Task instructions: Could every line of the data be printed exactly as it reads?

## start Dataset excerpts

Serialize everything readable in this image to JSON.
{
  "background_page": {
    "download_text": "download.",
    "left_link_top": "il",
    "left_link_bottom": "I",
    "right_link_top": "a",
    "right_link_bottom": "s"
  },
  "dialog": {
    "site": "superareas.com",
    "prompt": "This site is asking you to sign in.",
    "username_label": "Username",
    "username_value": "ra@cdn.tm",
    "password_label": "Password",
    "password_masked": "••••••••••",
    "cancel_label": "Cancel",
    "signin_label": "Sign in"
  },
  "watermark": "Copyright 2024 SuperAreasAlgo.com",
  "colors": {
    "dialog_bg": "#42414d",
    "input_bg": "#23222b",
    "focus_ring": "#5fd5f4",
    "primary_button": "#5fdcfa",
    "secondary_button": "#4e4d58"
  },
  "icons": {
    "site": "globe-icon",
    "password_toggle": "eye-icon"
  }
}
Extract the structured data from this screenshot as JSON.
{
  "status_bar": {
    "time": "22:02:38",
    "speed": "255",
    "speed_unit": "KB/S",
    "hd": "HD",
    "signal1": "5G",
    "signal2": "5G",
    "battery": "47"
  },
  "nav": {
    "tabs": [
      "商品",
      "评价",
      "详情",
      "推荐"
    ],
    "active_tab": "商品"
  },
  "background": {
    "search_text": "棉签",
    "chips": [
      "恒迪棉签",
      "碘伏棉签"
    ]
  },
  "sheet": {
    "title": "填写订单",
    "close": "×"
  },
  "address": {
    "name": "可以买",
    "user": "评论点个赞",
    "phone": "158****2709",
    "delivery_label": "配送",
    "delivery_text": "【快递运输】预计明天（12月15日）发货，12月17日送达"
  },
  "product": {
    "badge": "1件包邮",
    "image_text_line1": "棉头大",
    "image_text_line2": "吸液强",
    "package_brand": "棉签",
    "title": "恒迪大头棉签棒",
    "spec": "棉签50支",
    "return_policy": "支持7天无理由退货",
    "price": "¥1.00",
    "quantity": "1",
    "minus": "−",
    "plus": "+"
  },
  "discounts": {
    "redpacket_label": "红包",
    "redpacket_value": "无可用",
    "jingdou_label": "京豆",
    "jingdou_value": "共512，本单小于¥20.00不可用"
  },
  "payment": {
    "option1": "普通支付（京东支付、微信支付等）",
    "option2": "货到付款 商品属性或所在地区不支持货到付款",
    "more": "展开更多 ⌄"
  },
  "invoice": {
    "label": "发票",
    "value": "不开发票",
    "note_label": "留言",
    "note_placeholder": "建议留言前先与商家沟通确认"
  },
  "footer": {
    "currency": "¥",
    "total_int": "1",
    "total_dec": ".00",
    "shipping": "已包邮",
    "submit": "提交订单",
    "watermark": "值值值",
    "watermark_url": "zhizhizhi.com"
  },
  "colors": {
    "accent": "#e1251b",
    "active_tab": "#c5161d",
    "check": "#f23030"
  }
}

## end Dataset excerpts

Result of the task:
Serialize everything readable in this image to JSON.
{
  "background_page": {
    "download_text": "download.",
    "left_link_top": "il",
    "left_link_bottom": "I",
    "right_link_top": "a",
    "right_link_bottom": "s"
  },
  "dialog": {
    "site": "superareas.com",
    "prompt": "This site is asking you to sign in.",
    "username_label": "Username",
    "username_value": "ra@cdn.tm",
    "password_label": "Password",
    "password_masked": "••••••••••",
    "cancel_label": "Cancel",
    "signin_label": "Sign in"
  },
  "watermark": "Copyright 2024 SuperAreasAlgo.com",
  "colors": {
    "dialog_bg": "#42414d",
    "input_bg": "#23222b",
    "focus_ring": "#5fd5f4",
    "primary_button": "#5fdcfa",
    "secondary_button": "#4e4d58"
  },
  "icons": {
    "site": "globe-icon",
    "password_toggle": "eye-icon"
  }
}
Extract the structured data from this screenshot as JSON.
{
  "status_bar": {
    "time": "22:02:38",
    "speed": "255",
    "speed_unit": "KB/S",
    "hd": "HD",
    "signal1": "5G",
    "signal2": "5G",
    "battery": "47"
  },
  "nav": {
    "tabs": [
      "商品",
      "评价",
      "详情",
      "推荐"
    ],
    "active_tab": "商品"
  },
  "background": {
    "search_text": "棉签",
    "chips": [
      "恒迪棉签",
      "碘伏棉签"
    ]
  },
  "sheet": {
    "title": "填写订单",
    "close": "×"
  },
  "address": {
    "name": "可以买",
    "user": "评论点个赞",
    "phone": "158****2709",
    "delivery_label": "配送",
    "delivery_text": "【快递运输】预计明天（12月15日）发货，12月17日送达"
  },
  "product": {
    "badge": "1件包邮",
    "image_text_line1": "棉头大",
    "image_text_line2": "吸液强",
    "package_brand": "棉签",
    "title": "恒迪大头棉签棒",
    "spec": "棉签50支",
    "return_policy": "支持7天无理由退货",
    "price": "¥1.00",
    "quantity": "1",
    "minus": "−",
    "plus": "+"
  },
  "discounts": {
    "redpacket_label": "红包",
    "redpacket_value": "无可用",
    "jingdou_label": "京豆",
    "jingdou_value": "共512，本单小于¥20.00不可用"
  },
  "payment": {
    "option1": "普通支付（京东支付、微信支付等）",
    "option2": "货到付款 商品属性或所在地区不支持货到付款",
    "more": "展开更多 ⌄"
  },
  "invoice": {
    "label": "发票",
    "value": "不开发票",
    "note_label": "留言",
    "note_placeholder": "建议留言前先与商家沟通确认"
  },
  "footer": {
    "currency": "¥",
    "total_int": "1",
    "total_dec": ".00",
    "shipping": "已包邮",
    "submit": "提交订单",
    "watermark": "值值值",
    "watermark_url": "zhizhizhi.com"
  },
  "colors": {
    "accent": "#e1251b",
    "active_tab": "#c5161d",
    "check": "#f23030"
  }
}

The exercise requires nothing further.